### THE PROBLEM
Copy the full set of lines exactly as given.
• • • • •
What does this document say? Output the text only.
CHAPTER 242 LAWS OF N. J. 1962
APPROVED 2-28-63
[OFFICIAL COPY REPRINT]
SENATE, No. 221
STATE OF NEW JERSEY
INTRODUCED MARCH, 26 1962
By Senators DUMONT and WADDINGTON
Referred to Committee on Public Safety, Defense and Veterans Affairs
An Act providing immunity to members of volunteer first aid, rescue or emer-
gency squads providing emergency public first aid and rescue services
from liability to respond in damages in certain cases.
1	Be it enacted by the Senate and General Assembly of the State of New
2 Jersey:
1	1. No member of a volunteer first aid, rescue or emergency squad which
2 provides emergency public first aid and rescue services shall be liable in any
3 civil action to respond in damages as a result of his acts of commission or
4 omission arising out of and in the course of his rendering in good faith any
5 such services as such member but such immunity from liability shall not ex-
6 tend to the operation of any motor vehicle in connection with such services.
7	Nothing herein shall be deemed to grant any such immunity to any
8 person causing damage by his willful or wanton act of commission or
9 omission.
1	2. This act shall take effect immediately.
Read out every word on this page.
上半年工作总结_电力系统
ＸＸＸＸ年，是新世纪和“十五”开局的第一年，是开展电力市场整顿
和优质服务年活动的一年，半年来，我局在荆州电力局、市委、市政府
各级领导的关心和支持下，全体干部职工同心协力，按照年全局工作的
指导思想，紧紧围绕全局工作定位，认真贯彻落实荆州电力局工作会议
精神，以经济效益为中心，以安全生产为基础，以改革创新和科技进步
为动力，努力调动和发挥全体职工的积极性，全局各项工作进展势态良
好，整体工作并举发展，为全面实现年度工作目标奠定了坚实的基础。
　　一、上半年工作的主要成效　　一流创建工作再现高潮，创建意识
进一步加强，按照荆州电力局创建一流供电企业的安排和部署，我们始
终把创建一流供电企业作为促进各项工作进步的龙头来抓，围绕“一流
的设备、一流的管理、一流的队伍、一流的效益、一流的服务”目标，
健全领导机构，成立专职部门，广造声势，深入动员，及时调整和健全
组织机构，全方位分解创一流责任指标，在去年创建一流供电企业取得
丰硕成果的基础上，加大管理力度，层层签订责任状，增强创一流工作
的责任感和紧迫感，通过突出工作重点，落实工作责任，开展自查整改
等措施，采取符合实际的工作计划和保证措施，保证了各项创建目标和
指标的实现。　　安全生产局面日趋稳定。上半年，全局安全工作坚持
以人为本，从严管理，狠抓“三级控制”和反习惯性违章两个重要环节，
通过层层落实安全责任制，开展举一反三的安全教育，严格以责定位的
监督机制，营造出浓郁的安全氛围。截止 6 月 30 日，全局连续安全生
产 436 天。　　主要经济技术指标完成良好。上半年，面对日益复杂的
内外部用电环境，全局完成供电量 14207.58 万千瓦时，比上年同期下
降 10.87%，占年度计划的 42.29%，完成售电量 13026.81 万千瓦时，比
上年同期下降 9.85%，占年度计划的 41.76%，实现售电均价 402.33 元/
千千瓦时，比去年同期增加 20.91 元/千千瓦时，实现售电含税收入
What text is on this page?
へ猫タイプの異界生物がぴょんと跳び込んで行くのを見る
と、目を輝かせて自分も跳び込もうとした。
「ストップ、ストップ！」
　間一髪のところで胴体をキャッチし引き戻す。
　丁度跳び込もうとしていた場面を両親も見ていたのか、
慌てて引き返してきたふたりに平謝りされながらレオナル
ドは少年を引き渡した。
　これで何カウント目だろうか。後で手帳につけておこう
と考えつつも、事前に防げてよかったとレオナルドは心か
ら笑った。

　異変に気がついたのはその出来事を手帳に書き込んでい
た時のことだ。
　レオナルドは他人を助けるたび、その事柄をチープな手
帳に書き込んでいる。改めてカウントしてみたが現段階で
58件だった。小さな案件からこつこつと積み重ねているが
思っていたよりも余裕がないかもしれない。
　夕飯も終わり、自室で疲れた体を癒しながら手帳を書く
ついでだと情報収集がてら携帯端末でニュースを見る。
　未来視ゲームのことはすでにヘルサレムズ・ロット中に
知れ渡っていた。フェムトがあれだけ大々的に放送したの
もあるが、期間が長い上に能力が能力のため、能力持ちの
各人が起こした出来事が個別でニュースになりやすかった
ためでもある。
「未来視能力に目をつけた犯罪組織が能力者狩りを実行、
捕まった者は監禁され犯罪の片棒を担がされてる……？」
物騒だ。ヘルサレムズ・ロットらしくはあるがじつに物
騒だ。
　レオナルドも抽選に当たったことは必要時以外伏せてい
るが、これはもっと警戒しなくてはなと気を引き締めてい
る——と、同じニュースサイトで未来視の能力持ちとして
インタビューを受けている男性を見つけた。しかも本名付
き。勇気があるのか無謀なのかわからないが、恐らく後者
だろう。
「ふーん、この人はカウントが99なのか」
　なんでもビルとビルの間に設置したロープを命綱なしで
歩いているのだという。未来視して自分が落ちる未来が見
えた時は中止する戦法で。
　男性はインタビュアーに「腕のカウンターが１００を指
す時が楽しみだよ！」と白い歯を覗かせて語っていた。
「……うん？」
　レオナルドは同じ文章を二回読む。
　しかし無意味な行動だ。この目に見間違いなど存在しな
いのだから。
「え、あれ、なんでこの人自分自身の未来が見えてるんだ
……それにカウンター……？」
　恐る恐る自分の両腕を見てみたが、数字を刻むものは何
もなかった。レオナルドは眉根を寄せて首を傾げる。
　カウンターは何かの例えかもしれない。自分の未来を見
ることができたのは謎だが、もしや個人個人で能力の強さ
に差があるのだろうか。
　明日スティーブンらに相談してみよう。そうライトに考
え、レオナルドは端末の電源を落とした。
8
• • • • •
### IN RESPONSE
What does this document say? Output the text only.
CHAPTER 242 LAWS OF N. J. 1962
APPROVED 2-28-63
[OFFICIAL COPY REPRINT]
SENATE, No. 221
STATE OF NEW JERSEY
INTRODUCED MARCH, 26 1962
By Senators DUMONT and WADDINGTON
Referred to Committee on Public Safety, Defense and Veterans Affairs
An Act providing immunity to members of volunteer first aid, rescue or emer-
gency squads providing emergency public first aid and rescue services
from liability to respond in damages in certain cases.
1	Be it enacted by the Senate and General Assembly of the State of New
2 Jersey:
1	1. No member of a volunteer first aid, rescue or emergency squad which
2 provides emergency public first aid and rescue services shall be liable in any
3 civil action to respond in damages as a result of his acts of commission or
4 omission arising out of and in the course of his rendering in good faith any
5 such services as such member but such immunity from liability shall not ex-
6 tend to the operation of any motor vehicle in connection with such services.
7	Nothing herein shall be deemed to grant any such immunity to any
8 person causing damage by his willful or wanton act of commission or
9 omission.
1	2. This act shall take effect immediately.
Read out every word on this page.
上半年工作总结_电力系统
ＸＸＸＸ年，是新世纪和“十五”开局的第一年，是开展电力市场整顿
和优质服务年活动的一年，半年来，我局在荆州电力局、市委、市政府
各级领导的关心和支持下，全体干部职工同心协力，按照年全局工作的
指导思想，紧紧围绕全局工作定位，认真贯彻落实荆州电力局工作会议
精神，以经济效益为中心，以安全生产为基础，以改革创新和科技进步
为动力，努力调动和发挥全体职工的积极性，全局各项工作进展势态良
好，整体工作并举发展，为全面实现年度工作目标奠定了坚实的基础。
　　一、上半年工作的主要成效　　一流创建工作再现高潮，创建意识
进一步加强，按照荆州电力局创建一流供电企业的安排和部署，我们始
终把创建一流供电企业作为促进各项工作进步的龙头来抓，围绕“一流
的设备、一流的管理、一流的队伍、一流的效益、一流的服务”目标，
健全领导机构，成立专职部门，广造声势，深入动员，及时调整和健全
组织机构，全方位分解创一流责任指标，在去年创建一流供电企业取得
丰硕成果的基础上，加大管理力度，层层签订责任状，增强创一流工作
的责任感和紧迫感，通过突出工作重点，落实工作责任，开展自查整改
等措施，采取符合实际的工作计划和保证措施，保证了各项创建目标和
指标的实现。　　安全生产局面日趋稳定。上半年，全局安全工作坚持
以人为本，从严管理，狠抓“三级控制”和反习惯性违章两个重要环节，
通过层层落实安全责任制，开展举一反三的安全教育，严格以责定位的
监督机制，营造出浓郁的安全氛围。截止 6 月 30 日，全局连续安全生
产 436 天。　　主要经济技术指标完成良好。上半年，面对日益复杂的
内外部用电环境，全局完成供电量 14207.58 万千瓦时，比上年同期下
降 10.87%，占年度计划的 42.29%，完成售电量 13026.81 万千瓦时，比
上年同期下降 9.85%，占年度计划的 41.76%，实现售电均价 402.33 元/
千千瓦时，比去年同期增加 20.91 元/千千瓦时，实现售电含税收入
What text is on this page?
へ猫タイプの異界生物がぴょんと跳び込んで行くのを見る
と、目を輝かせて自分も跳び込もうとした。
「ストップ、ストップ！」
　間一髪のところで胴体をキャッチし引き戻す。
　丁度跳び込もうとしていた場面を両親も見ていたのか、
慌てて引き返してきたふたりに平謝りされながらレオナル
ドは少年を引き渡した。
　これで何カウント目だろうか。後で手帳につけておこう
と考えつつも、事前に防げてよかったとレオナルドは心か
ら笑った。

　異変に気がついたのはその出来事を手帳に書き込んでい
た時のことだ。
　レオナルドは他人を助けるたび、その事柄をチープな手
帳に書き込んでいる。改めてカウントしてみたが現段階で
58件だった。小さな案件からこつこつと積み重ねているが
思っていたよりも余裕がないかもしれない。
　夕飯も終わり、自室で疲れた体を癒しながら手帳を書く
ついでだと情報収集がてら携帯端末でニュースを見る。
　未来視ゲームのことはすでにヘルサレムズ・ロット中に
知れ渡っていた。フェムトがあれだけ大々的に放送したの
もあるが、期間が長い上に能力が能力のため、能力持ちの
各人が起こした出来事が個別でニュースになりやすかった
ためでもある。
「未来視能力に目をつけた犯罪組織が能力者狩りを実行、
捕まった者は監禁され犯罪の片棒を担がされてる……？」
物騒だ。ヘルサレムズ・ロットらしくはあるがじつに物
騒だ。
　レオナルドも抽選に当たったことは必要時以外伏せてい
るが、これはもっと警戒しなくてはなと気を引き締めてい
る——と、同じニュースサイトで未来視の能力持ちとして
インタビューを受けている男性を見つけた。しかも本名付
き。勇気があるのか無謀なのかわからないが、恐らく後者
だろう。
「ふーん、この人はカウントが99なのか」
　なんでもビルとビルの間に設置したロープを命綱なしで
歩いているのだという。未来視して自分が落ちる未来が見
えた時は中止する戦法で。
　男性はインタビュアーに「腕のカウンターが１００を指
す時が楽しみだよ！」と白い歯を覗かせて語っていた。
「……うん？」
　レオナルドは同じ文章を二回読む。
　しかし無意味な行動だ。この目に見間違いなど存在しな
いのだから。
「え、あれ、なんでこの人自分自身の未来が見えてるんだ
……それにカウンター……？」
　恐る恐る自分の両腕を見てみたが、数字を刻むものは何
もなかった。レオナルドは眉根を寄せて首を傾げる。
　カウンターは何かの例えかもしれない。自分の未来を見
ることができたのは謎だが、もしや個人個人で能力の強さ
に差があるのだろうか。
　明日スティーブンらに相談してみよう。そうライトに考
え、レオナルドは端末の電源を落とした。
8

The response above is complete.